_WORK INSTRUCTIONS_:
Reproduce all of the following records line for line, changing nothing.

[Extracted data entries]
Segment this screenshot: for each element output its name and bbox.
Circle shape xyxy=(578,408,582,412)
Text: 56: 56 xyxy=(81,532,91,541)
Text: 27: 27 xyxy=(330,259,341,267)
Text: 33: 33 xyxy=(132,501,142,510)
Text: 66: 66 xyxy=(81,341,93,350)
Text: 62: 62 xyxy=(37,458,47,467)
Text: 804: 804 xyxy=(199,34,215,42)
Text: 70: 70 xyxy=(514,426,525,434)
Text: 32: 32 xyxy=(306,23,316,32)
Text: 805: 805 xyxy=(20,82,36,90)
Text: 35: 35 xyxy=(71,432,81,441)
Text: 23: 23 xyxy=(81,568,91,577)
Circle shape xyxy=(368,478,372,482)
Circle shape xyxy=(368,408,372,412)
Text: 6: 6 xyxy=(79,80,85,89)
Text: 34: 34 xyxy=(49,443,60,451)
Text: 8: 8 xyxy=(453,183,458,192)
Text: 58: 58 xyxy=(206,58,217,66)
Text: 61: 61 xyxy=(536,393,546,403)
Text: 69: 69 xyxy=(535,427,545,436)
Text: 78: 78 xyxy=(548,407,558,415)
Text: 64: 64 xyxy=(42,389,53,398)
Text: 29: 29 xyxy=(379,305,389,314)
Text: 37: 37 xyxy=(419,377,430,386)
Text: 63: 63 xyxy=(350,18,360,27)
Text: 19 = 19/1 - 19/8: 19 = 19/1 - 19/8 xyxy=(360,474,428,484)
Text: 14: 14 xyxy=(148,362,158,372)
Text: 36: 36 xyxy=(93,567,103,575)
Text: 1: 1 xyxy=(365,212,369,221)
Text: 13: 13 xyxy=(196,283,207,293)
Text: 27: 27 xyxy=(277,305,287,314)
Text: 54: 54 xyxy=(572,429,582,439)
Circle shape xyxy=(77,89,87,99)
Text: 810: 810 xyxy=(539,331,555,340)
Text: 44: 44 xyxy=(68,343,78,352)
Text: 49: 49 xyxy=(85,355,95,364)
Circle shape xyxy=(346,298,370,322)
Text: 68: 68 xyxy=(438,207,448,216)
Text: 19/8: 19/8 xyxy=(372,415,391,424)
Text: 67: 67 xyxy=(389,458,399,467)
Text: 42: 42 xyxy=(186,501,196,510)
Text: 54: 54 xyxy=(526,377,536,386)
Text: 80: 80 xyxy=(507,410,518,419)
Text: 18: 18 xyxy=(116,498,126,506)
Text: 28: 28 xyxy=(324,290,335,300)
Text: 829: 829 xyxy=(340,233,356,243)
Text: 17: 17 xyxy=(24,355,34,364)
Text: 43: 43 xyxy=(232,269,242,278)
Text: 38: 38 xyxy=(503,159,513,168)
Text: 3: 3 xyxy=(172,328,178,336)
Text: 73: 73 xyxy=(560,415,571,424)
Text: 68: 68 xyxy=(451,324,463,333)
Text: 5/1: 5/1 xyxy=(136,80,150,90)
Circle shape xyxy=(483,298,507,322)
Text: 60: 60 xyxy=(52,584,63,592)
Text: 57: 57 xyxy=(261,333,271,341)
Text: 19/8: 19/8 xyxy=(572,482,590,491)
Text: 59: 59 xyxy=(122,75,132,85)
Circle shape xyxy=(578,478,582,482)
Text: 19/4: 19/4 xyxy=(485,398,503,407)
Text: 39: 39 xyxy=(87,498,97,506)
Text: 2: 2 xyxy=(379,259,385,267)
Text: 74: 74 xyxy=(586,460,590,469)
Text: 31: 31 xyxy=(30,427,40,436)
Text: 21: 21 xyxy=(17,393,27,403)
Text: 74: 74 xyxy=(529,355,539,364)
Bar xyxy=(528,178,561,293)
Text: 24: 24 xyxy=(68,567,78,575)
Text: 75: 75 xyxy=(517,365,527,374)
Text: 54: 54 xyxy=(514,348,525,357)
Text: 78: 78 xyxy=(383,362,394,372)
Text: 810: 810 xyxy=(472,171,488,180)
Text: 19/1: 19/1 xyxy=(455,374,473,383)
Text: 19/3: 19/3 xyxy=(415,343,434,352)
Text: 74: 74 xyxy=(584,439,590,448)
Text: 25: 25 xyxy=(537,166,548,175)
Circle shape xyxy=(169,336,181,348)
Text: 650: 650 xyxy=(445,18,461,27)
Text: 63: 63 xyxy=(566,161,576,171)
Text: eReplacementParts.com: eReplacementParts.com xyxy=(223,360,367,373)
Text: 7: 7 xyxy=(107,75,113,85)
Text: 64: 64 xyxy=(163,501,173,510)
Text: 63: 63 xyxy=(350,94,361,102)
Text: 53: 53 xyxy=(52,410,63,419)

_EXERCISE OUTPUT_:
Segment this screenshot: for each element output its name and bbox.
Circle shape xyxy=(578,408,582,412)
Text: 56: 56 xyxy=(81,532,91,541)
Text: 27: 27 xyxy=(330,259,341,267)
Text: 33: 33 xyxy=(132,501,142,510)
Text: 66: 66 xyxy=(81,341,93,350)
Text: 62: 62 xyxy=(37,458,47,467)
Text: 804: 804 xyxy=(199,34,215,42)
Text: 70: 70 xyxy=(514,426,525,434)
Text: 32: 32 xyxy=(306,23,316,32)
Text: 805: 805 xyxy=(20,82,36,90)
Text: 35: 35 xyxy=(71,432,81,441)
Text: 23: 23 xyxy=(81,568,91,577)
Circle shape xyxy=(368,478,372,482)
Circle shape xyxy=(368,408,372,412)
Text: 6: 6 xyxy=(79,80,85,89)
Text: 34: 34 xyxy=(49,443,60,451)
Text: 8: 8 xyxy=(453,183,458,192)
Text: 58: 58 xyxy=(206,58,217,66)
Text: 61: 61 xyxy=(536,393,546,403)
Text: 69: 69 xyxy=(535,427,545,436)
Text: 78: 78 xyxy=(548,407,558,415)
Text: 64: 64 xyxy=(42,389,53,398)
Text: 29: 29 xyxy=(379,305,389,314)
Text: 37: 37 xyxy=(419,377,430,386)
Text: 63: 63 xyxy=(350,18,360,27)
Text: 19 = 19/1 - 19/8: 19 = 19/1 - 19/8 xyxy=(360,474,428,484)
Text: 14: 14 xyxy=(148,362,158,372)
Text: 36: 36 xyxy=(93,567,103,575)
Text: 1: 1 xyxy=(365,212,369,221)
Text: 13: 13 xyxy=(196,283,207,293)
Text: 27: 27 xyxy=(277,305,287,314)
Text: 54: 54 xyxy=(572,429,582,439)
Circle shape xyxy=(77,89,87,99)
Text: 810: 810 xyxy=(539,331,555,340)
Text: 44: 44 xyxy=(68,343,78,352)
Text: 49: 49 xyxy=(85,355,95,364)
Circle shape xyxy=(346,298,370,322)
Text: 68: 68 xyxy=(438,207,448,216)
Text: 19/8: 19/8 xyxy=(372,415,391,424)
Text: 67: 67 xyxy=(389,458,399,467)
Text: 42: 42 xyxy=(186,501,196,510)
Text: 54: 54 xyxy=(526,377,536,386)
Text: 80: 80 xyxy=(507,410,518,419)
Text: 18: 18 xyxy=(116,498,126,506)
Text: 28: 28 xyxy=(324,290,335,300)
Text: 829: 829 xyxy=(340,233,356,243)
Text: 17: 17 xyxy=(24,355,34,364)
Text: 43: 43 xyxy=(232,269,242,278)
Text: 38: 38 xyxy=(503,159,513,168)
Text: 3: 3 xyxy=(172,328,178,336)
Text: 73: 73 xyxy=(560,415,571,424)
Text: 68: 68 xyxy=(451,324,463,333)
Text: 5/1: 5/1 xyxy=(136,80,150,90)
Circle shape xyxy=(483,298,507,322)
Text: 60: 60 xyxy=(52,584,63,592)
Text: 57: 57 xyxy=(261,333,271,341)
Text: 19/8: 19/8 xyxy=(572,482,590,491)
Text: 59: 59 xyxy=(122,75,132,85)
Circle shape xyxy=(578,478,582,482)
Text: 19/4: 19/4 xyxy=(485,398,503,407)
Text: 39: 39 xyxy=(87,498,97,506)
Text: 2: 2 xyxy=(379,259,385,267)
Text: 74: 74 xyxy=(586,460,590,469)
Text: 31: 31 xyxy=(30,427,40,436)
Text: 21: 21 xyxy=(17,393,27,403)
Text: 74: 74 xyxy=(529,355,539,364)
Bar xyxy=(528,178,561,293)
Text: 24: 24 xyxy=(68,567,78,575)
Text: 75: 75 xyxy=(517,365,527,374)
Text: 54: 54 xyxy=(514,348,525,357)
Text: 78: 78 xyxy=(383,362,394,372)
Text: 810: 810 xyxy=(472,171,488,180)
Text: 19/1: 19/1 xyxy=(455,374,473,383)
Text: 19/3: 19/3 xyxy=(415,343,434,352)
Text: 74: 74 xyxy=(584,439,590,448)
Text: 25: 25 xyxy=(537,166,548,175)
Circle shape xyxy=(169,336,181,348)
Text: 650: 650 xyxy=(445,18,461,27)
Text: 63: 63 xyxy=(566,161,576,171)
Text: eReplacementParts.com: eReplacementParts.com xyxy=(223,360,367,373)
Text: 7: 7 xyxy=(107,75,113,85)
Text: 64: 64 xyxy=(163,501,173,510)
Text: 63: 63 xyxy=(350,94,361,102)
Text: 53: 53 xyxy=(52,410,63,419)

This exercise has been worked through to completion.